> **Stored data**:
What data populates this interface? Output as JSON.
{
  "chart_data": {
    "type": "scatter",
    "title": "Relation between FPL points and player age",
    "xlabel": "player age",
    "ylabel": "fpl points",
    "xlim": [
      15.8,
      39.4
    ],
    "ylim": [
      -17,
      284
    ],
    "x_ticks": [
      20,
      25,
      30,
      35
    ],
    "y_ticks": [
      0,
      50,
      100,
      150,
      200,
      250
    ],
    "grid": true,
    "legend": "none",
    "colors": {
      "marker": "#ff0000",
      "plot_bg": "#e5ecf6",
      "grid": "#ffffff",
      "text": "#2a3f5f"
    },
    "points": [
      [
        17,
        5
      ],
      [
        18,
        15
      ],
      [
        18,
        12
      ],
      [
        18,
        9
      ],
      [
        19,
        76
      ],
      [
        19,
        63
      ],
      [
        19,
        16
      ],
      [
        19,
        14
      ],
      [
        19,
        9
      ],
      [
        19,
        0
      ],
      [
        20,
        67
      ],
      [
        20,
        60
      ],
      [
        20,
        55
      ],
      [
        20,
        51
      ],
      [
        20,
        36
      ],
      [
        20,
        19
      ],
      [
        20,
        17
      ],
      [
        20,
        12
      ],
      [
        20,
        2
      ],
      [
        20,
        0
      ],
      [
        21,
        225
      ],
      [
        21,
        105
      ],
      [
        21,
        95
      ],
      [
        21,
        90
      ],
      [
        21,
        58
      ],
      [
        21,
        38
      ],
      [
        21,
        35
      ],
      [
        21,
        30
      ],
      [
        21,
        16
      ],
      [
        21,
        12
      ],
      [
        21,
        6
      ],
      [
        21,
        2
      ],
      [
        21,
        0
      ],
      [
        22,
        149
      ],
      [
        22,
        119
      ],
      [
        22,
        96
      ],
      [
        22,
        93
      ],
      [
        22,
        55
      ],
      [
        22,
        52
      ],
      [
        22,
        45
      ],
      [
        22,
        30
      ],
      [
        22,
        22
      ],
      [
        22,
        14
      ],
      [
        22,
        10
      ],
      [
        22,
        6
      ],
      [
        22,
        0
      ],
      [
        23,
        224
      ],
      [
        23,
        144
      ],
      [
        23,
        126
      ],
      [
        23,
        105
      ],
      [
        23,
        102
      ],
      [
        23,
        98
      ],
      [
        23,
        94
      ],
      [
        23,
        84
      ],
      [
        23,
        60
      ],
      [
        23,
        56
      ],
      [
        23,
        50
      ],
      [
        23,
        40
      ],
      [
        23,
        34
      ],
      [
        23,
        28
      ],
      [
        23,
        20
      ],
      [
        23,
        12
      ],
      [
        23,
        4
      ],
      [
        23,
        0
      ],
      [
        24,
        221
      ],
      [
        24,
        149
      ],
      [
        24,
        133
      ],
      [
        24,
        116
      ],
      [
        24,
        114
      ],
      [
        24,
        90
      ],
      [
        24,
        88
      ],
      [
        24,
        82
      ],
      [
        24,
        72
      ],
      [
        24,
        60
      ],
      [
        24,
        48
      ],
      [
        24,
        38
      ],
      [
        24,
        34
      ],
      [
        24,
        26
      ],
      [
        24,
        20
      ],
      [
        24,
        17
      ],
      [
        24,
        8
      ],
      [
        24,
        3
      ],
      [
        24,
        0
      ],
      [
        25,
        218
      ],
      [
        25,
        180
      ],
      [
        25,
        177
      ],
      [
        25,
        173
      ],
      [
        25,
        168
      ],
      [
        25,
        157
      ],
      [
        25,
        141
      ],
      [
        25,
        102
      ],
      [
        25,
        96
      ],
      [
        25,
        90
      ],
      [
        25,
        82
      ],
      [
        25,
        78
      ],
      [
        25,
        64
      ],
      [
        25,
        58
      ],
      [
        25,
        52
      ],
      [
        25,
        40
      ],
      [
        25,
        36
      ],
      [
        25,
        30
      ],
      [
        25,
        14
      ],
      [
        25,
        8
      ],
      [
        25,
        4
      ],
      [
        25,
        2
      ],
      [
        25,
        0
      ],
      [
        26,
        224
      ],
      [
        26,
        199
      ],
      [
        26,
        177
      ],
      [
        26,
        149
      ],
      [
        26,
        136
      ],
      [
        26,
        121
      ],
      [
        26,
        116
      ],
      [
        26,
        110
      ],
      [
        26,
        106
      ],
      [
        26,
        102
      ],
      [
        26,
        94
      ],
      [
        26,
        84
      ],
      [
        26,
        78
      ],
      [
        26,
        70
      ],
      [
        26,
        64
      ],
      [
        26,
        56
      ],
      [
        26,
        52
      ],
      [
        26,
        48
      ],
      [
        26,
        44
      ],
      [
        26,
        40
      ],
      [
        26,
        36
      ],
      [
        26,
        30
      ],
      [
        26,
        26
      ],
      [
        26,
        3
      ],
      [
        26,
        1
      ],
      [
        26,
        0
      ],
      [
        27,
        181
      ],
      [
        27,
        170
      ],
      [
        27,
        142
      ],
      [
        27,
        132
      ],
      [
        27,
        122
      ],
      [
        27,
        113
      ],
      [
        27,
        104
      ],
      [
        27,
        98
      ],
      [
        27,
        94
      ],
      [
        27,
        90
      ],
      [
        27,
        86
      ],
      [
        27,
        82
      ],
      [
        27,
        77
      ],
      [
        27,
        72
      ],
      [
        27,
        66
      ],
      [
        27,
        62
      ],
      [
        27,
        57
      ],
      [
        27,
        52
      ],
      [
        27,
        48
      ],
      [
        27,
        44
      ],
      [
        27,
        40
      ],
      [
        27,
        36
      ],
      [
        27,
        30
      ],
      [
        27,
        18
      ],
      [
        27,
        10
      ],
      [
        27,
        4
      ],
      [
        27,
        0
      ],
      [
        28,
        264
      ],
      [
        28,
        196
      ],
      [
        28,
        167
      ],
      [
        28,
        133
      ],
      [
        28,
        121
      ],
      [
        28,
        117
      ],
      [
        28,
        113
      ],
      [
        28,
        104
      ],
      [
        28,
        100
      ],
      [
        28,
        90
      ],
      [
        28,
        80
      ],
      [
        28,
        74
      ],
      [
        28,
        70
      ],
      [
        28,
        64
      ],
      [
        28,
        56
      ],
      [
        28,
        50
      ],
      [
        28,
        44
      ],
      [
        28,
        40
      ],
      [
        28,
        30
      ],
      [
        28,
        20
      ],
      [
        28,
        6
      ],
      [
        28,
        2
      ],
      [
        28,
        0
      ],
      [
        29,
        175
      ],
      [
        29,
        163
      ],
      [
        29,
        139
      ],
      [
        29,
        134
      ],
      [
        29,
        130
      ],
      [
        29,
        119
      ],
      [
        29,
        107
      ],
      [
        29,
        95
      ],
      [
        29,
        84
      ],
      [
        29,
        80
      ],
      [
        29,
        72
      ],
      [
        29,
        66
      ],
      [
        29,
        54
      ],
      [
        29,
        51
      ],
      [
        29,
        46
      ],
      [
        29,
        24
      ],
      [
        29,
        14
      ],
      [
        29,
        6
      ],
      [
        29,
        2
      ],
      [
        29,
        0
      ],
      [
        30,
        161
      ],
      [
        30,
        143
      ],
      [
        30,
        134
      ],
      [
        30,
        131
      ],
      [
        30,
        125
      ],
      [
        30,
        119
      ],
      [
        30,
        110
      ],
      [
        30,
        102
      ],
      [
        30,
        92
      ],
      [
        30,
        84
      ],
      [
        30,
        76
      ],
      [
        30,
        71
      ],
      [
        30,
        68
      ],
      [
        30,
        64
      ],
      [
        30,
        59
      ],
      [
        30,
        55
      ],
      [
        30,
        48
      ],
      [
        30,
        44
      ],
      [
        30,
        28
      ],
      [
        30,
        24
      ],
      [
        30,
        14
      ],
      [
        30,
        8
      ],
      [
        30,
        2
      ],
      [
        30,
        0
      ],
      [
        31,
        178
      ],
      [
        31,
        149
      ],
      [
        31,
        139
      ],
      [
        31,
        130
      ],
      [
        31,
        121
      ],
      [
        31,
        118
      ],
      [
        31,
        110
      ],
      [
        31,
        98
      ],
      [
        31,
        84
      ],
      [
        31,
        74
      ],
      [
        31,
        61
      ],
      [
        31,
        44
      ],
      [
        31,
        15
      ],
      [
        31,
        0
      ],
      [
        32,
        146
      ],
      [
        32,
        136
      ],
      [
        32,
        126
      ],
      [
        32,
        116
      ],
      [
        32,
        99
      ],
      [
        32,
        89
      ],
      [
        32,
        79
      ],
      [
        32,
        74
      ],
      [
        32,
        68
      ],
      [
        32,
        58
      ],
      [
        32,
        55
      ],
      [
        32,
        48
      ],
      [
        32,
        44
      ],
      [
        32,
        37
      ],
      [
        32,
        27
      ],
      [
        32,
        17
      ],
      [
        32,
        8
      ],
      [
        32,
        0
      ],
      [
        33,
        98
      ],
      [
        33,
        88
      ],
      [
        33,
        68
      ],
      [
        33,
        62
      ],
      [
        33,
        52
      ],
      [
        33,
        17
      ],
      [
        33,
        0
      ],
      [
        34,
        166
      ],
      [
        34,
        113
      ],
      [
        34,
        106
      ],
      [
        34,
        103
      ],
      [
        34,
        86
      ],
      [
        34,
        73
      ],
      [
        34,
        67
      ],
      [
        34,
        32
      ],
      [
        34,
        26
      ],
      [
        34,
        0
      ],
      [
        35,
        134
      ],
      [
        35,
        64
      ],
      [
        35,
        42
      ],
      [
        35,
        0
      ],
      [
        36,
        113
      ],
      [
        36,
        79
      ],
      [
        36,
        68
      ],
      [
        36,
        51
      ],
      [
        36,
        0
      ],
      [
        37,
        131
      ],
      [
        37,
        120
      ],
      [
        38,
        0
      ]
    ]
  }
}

> **Instructions to follow**: Pick out all lines containing the string "player".

> **Finished answer**:
    "title": "Relation between FPL points and player age",
    "xlabel": "player age",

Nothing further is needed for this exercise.